- _Goal of the exercise_:
Extract every line below, verbatim.
☆ ☆ ☆ ☆ ☆ ☆ ☆
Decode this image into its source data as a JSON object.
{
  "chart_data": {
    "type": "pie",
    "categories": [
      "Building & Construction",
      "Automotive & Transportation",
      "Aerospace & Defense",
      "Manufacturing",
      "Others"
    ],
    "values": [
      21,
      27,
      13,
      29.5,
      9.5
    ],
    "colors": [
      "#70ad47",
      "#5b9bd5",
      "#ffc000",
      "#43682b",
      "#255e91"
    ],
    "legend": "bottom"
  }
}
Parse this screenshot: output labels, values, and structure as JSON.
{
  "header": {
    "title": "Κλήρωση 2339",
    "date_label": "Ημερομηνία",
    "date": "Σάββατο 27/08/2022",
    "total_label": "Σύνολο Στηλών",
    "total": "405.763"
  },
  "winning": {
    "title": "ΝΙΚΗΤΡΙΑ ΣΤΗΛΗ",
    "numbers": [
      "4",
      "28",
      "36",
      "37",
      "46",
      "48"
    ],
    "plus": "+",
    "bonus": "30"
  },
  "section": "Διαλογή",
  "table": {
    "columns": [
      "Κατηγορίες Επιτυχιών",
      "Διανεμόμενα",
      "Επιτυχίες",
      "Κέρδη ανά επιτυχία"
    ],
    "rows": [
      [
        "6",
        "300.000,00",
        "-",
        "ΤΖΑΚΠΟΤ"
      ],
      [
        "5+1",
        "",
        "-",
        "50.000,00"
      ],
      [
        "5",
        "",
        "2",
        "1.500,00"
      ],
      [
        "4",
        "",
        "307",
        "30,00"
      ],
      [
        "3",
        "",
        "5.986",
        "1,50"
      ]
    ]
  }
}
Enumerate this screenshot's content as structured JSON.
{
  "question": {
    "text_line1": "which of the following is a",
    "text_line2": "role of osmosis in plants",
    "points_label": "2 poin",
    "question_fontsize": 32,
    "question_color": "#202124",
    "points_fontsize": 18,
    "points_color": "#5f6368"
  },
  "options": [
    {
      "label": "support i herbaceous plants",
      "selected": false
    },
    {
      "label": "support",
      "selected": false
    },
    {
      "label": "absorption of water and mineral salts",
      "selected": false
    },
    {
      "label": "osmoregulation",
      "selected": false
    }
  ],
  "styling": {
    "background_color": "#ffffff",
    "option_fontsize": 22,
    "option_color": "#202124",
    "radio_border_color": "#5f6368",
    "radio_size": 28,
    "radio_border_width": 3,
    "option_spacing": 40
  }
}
☆ ☆ ☆ ☆ ☆ ☆ ☆
- _Answer to this task_:
Decode this image into its source data as a JSON object.
{
  "chart_data": {
    "type": "pie",
    "categories": [
      "Building & Construction",
      "Automotive & Transportation",
      "Aerospace & Defense",
      "Manufacturing",
      "Others"
    ],
    "values": [
      21,
      27,
      13,
      29.5,
      9.5
    ],
    "colors": [
      "#70ad47",
      "#5b9bd5",
      "#ffc000",
      "#43682b",
      "#255e91"
    ],
    "legend": "bottom"
  }
}
Parse this screenshot: output labels, values, and structure as JSON.
{
  "header": {
    "title": "Κλήρωση 2339",
    "date_label": "Ημερομηνία",
    "date": "Σάββατο 27/08/2022",
    "total_label": "Σύνολο Στηλών",
    "total": "405.763"
  },
  "winning": {
    "title": "ΝΙΚΗΤΡΙΑ ΣΤΗΛΗ",
    "numbers": [
      "4",
      "28",
      "36",
      "37",
      "46",
      "48"
    ],
    "plus": "+",
    "bonus": "30"
  },
  "section": "Διαλογή",
  "table": {
    "columns": [
      "Κατηγορίες Επιτυχιών",
      "Διανεμόμενα",
      "Επιτυχίες",
      "Κέρδη ανά επιτυχία"
    ],
    "rows": [
      [
        "6",
        "300.000,00",
        "-",
        "ΤΖΑΚΠΟΤ"
      ],
      [
        "5+1",
        "",
        "-",
        "50.000,00"
      ],
      [
        "5",
        "",
        "2",
        "1.500,00"
      ],
      [
        "4",
        "",
        "307",
        "30,00"
      ],
      [
        "3",
        "",
        "5.986",
        "1,50"
      ]
    ]
  }
}
Enumerate this screenshot's content as structured JSON.
{
  "question": {
    "text_line1": "which of the following is a",
    "text_line2": "role of osmosis in plants",
    "points_label": "2 poin",
    "question_fontsize": 32,
    "question_color": "#202124",
    "points_fontsize": 18,
    "points_color": "#5f6368"
  },
  "options": [
    {
      "label": "support i herbaceous plants",
      "selected": false
    },
    {
      "label": "support",
      "selected": false
    },
    {
      "label": "absorption of water and mineral salts",
      "selected": false
    },
    {
      "label": "osmoregulation",
      "selected": false
    }
  ],
  "styling": {
    "background_color": "#ffffff",
    "option_fontsize": 22,
    "option_color": "#202124",
    "radio_border_color": "#5f6368",
    "radio_size": 28,
    "radio_border_width": 3,
    "option_spacing": 40
  }
}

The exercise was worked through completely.